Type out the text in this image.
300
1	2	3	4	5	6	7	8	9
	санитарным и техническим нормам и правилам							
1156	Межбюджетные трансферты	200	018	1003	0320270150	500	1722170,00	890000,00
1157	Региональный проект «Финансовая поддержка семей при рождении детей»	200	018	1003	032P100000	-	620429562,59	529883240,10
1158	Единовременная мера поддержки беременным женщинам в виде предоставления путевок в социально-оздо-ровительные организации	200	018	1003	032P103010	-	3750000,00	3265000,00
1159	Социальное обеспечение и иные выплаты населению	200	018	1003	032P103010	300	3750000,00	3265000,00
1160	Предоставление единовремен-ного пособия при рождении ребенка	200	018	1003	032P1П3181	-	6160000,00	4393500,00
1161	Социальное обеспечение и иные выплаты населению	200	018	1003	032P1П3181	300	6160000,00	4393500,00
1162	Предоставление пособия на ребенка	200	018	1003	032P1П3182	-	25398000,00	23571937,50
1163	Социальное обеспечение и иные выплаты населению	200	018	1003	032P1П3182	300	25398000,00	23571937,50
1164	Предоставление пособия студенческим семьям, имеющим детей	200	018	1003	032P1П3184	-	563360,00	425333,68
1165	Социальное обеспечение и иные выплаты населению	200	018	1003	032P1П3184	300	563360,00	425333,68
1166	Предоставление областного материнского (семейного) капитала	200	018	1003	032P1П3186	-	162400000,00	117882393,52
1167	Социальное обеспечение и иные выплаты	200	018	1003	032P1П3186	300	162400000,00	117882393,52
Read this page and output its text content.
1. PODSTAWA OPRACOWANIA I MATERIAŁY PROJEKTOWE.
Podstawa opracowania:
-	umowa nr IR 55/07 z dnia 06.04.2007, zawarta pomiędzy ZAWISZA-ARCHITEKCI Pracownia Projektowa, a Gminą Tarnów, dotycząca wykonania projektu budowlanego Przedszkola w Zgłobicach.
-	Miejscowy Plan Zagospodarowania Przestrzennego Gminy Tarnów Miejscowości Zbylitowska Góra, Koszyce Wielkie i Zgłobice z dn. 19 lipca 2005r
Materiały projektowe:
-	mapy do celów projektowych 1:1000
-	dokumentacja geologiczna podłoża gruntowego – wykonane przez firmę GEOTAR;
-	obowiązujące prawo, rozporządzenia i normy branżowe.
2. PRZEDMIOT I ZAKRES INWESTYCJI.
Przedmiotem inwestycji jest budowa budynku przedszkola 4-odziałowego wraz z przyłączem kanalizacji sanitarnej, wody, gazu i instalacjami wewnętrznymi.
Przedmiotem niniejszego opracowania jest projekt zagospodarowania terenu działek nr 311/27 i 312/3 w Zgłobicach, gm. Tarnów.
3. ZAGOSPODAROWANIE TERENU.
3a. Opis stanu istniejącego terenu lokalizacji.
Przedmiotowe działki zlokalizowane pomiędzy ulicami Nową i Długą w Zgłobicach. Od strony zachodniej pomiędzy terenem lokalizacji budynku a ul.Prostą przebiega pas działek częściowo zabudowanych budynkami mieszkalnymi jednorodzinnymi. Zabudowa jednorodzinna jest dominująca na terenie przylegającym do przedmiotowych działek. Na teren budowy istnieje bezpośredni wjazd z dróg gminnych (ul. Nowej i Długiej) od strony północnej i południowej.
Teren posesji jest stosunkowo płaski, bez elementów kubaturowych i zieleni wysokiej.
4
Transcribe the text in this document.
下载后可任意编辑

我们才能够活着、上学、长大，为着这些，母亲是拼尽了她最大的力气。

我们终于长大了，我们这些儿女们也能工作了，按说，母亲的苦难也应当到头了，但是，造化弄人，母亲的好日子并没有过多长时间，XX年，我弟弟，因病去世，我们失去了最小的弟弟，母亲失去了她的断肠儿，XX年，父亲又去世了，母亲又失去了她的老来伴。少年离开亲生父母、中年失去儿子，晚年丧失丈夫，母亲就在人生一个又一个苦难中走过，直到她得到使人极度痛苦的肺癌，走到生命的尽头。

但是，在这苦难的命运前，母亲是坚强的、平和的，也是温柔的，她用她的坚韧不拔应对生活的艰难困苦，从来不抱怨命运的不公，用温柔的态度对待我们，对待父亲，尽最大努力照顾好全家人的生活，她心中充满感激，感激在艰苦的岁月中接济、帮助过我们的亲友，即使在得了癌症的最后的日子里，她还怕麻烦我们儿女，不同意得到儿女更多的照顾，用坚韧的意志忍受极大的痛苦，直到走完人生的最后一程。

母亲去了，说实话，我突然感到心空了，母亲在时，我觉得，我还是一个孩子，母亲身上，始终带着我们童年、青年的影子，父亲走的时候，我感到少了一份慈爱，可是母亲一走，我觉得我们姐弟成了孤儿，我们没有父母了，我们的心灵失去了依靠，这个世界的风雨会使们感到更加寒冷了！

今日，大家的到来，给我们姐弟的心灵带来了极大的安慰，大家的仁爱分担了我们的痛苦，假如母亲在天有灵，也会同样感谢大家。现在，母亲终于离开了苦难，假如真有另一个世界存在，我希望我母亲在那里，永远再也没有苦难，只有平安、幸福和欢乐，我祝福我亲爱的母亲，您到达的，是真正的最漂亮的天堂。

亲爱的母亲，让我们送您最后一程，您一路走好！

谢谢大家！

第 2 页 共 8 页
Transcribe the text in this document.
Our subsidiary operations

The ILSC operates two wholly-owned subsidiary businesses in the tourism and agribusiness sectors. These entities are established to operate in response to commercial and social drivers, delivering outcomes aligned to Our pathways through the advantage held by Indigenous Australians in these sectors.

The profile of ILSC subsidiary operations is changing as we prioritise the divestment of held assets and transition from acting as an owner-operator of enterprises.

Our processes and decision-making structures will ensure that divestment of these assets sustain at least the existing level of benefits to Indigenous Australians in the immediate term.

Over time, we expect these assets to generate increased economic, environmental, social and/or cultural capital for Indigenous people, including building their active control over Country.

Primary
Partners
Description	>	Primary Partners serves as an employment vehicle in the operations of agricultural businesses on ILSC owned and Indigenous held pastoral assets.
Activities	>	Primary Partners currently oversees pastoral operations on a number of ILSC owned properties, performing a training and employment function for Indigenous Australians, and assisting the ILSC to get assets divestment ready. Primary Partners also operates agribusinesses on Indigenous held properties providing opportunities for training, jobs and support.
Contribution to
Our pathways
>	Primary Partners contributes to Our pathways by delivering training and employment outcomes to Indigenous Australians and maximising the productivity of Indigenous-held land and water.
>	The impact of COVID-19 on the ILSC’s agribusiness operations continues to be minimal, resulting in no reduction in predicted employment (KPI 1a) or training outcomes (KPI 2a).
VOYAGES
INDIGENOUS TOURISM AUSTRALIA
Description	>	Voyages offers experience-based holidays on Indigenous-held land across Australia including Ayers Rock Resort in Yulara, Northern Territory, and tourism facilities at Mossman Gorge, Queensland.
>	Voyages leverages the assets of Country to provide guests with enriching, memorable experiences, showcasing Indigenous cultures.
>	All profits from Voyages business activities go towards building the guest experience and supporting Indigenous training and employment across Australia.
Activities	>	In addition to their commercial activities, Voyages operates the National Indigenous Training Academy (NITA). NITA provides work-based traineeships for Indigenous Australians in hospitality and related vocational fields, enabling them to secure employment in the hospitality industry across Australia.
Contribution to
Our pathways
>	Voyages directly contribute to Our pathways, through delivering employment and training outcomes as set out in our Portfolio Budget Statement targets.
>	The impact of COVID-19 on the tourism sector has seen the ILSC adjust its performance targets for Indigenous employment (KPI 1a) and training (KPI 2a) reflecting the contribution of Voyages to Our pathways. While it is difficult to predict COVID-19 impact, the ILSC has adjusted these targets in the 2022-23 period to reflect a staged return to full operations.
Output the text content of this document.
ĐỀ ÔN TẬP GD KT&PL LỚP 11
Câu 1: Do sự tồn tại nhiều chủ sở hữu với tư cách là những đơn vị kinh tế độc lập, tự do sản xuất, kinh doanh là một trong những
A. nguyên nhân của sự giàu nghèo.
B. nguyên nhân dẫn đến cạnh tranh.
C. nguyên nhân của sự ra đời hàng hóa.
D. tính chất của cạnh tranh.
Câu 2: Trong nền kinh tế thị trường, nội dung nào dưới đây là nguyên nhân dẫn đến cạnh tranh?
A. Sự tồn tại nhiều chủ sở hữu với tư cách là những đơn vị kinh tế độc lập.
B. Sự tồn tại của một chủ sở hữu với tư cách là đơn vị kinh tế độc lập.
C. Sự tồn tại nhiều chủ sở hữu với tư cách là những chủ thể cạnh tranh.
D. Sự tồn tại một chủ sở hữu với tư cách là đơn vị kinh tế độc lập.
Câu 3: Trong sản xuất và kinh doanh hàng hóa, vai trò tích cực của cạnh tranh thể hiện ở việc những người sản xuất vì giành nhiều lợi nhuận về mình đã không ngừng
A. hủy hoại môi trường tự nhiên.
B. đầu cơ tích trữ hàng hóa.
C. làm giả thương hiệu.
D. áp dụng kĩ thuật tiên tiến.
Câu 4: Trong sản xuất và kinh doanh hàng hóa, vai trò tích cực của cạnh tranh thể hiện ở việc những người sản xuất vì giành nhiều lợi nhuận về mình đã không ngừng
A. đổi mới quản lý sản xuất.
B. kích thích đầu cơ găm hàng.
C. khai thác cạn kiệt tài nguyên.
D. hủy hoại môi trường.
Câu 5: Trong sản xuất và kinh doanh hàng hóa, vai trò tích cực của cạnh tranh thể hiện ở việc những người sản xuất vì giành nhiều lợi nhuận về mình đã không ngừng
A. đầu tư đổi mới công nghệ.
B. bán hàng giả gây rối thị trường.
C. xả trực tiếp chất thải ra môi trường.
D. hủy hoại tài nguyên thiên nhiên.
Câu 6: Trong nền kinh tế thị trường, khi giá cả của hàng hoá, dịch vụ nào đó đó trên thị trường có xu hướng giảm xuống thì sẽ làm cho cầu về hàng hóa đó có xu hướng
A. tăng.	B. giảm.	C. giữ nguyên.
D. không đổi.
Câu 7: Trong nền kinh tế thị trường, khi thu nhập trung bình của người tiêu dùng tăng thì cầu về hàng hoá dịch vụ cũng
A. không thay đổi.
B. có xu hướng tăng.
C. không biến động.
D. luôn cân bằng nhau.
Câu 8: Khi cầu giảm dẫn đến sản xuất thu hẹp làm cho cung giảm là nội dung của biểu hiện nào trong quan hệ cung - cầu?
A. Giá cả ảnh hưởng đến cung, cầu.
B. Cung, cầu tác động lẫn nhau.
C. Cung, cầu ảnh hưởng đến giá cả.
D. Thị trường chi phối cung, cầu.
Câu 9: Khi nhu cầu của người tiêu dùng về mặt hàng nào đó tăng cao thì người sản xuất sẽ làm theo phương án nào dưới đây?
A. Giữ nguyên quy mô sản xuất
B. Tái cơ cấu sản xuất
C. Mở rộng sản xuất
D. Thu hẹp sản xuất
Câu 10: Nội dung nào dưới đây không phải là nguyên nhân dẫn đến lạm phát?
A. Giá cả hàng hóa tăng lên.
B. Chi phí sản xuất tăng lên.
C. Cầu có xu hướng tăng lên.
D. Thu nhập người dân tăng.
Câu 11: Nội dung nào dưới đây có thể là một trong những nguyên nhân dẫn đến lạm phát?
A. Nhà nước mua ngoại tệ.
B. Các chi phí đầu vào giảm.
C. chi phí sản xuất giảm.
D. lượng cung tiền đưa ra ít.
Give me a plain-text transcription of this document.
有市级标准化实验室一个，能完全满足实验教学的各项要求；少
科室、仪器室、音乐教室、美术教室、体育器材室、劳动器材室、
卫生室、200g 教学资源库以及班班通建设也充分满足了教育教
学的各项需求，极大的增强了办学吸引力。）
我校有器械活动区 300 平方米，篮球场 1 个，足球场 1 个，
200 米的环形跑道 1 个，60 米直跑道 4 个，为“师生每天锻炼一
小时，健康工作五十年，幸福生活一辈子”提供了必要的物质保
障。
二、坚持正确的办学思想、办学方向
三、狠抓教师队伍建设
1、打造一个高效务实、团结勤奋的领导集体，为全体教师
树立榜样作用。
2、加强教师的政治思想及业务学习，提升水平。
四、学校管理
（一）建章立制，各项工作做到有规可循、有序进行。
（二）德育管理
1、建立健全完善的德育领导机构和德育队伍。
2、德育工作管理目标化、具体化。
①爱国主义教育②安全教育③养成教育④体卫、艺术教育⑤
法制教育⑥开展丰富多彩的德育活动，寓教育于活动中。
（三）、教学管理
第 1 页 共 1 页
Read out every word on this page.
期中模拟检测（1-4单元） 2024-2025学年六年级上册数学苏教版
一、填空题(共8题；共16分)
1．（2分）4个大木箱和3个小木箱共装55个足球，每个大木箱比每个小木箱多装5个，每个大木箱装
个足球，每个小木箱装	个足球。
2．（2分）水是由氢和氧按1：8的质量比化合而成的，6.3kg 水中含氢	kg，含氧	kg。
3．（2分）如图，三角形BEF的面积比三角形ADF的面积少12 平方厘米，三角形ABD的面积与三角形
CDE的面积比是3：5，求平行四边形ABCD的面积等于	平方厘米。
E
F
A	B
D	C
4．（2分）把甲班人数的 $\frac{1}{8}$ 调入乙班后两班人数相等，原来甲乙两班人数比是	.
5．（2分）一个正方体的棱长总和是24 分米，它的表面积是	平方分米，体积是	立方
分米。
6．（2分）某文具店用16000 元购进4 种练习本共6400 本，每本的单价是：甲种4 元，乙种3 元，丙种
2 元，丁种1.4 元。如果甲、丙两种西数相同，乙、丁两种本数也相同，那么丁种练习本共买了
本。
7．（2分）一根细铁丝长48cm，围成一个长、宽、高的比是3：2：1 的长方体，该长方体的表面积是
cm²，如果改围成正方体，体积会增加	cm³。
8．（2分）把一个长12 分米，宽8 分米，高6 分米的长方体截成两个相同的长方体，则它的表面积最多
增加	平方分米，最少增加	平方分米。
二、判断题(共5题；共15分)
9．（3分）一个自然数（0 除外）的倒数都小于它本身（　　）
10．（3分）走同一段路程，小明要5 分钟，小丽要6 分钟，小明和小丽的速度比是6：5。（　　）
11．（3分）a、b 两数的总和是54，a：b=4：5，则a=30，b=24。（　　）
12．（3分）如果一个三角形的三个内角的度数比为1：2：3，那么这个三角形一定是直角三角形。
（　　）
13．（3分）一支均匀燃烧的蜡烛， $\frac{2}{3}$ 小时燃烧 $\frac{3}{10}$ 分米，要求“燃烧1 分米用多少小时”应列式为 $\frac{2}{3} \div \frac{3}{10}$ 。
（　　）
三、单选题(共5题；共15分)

Direction
Gather up the lines that contain the word "Предоставление".

Solution
1160	Предоставление единовремен-ного пособия при рождении ребенка	200	018	1003	032P1П3181	-	6160000,00	4393500,00
1162	Предоставление пособия на ребенка	200	018	1003	032P1П3182	-	25398000,00	23571937,50
1164	Предоставление пособия студенческим семьям, имеющим детей	200	018	1003	032P1П3184	-	563360,00	425333,68
1166	Предоставление областного материнского (семейного) капитала	200	018	1003	032P1П3186	-	162400000,00	117882393,52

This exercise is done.